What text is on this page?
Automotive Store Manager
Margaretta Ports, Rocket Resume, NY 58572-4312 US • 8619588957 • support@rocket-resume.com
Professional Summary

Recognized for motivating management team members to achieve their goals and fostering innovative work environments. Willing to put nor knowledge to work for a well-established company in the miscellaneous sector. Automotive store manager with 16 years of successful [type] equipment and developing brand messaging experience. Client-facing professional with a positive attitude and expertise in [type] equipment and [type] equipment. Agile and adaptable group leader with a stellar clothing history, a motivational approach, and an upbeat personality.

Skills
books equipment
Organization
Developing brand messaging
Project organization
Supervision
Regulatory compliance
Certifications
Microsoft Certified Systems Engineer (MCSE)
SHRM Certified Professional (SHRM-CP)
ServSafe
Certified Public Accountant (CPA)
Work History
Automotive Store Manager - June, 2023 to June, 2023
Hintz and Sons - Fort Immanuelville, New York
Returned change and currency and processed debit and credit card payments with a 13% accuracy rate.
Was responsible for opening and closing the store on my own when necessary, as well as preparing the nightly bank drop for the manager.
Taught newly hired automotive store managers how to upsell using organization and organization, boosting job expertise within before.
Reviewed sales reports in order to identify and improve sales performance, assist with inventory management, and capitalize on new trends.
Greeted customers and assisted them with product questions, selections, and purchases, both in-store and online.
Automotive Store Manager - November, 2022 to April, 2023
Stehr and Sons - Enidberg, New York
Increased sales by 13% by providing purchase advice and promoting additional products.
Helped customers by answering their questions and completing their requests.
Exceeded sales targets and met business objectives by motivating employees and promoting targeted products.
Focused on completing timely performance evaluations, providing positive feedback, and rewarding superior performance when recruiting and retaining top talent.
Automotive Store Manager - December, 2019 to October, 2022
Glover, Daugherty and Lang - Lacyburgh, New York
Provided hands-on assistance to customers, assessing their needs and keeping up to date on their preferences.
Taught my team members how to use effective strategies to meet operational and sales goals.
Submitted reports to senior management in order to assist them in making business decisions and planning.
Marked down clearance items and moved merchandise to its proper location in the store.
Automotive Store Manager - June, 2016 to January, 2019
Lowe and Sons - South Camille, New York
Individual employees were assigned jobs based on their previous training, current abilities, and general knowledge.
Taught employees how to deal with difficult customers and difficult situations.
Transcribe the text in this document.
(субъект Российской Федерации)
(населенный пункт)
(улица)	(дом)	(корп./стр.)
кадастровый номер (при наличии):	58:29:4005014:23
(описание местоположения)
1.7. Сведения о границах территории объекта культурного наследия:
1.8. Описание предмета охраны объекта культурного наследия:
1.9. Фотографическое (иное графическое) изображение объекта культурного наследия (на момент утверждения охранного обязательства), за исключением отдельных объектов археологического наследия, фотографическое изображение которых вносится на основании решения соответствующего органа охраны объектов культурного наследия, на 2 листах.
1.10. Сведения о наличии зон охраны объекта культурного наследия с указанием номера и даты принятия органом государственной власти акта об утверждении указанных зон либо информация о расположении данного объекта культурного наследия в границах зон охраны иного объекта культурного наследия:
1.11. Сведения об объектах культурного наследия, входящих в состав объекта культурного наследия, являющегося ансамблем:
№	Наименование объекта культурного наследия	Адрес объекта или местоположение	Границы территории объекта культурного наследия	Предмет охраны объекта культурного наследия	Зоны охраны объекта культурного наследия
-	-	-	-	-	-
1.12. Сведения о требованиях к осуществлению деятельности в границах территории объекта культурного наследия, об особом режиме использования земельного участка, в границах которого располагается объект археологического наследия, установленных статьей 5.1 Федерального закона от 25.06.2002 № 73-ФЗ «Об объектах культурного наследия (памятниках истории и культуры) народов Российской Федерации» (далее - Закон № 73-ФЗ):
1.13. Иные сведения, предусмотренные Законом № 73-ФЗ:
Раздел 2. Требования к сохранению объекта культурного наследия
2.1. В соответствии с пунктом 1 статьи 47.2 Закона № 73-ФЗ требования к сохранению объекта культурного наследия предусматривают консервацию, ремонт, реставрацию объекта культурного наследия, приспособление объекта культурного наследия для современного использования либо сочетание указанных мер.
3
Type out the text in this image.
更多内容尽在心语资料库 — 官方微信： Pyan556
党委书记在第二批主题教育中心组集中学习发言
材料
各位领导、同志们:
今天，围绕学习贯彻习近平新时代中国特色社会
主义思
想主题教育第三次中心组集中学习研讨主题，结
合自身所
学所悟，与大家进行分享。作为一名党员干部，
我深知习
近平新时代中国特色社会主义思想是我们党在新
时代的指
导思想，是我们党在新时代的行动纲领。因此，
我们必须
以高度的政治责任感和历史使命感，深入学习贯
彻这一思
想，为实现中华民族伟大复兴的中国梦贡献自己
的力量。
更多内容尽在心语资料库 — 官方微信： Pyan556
■ ■ ■ ■
> TASK GOAL
Find the line with "Type out the text in this image." in the listing above, then write out that line and each remaining line exactly, with no other text.

> FULL RESPONSE
Type out the text in this image.
更多内容尽在心语资料库 — 官方微信： Pyan556
党委书记在第二批主题教育中心组集中学习发言
材料
各位领导、同志们:
今天，围绕学习贯彻习近平新时代中国特色社会
主义思
想主题教育第三次中心组集中学习研讨主题，结
合自身所
学所悟，与大家进行分享。作为一名党员干部，
我深知习
近平新时代中国特色社会主义思想是我们党在新
时代的指
导思想，是我们党在新时代的行动纲领。因此，
我们必须
以高度的政治责任感和历史使命感，深入学习贯
彻这一思
想，为实现中华民族伟大复兴的中国梦贡献自己
的力量。
更多内容尽在心语资料库 — 官方微信： Pyan556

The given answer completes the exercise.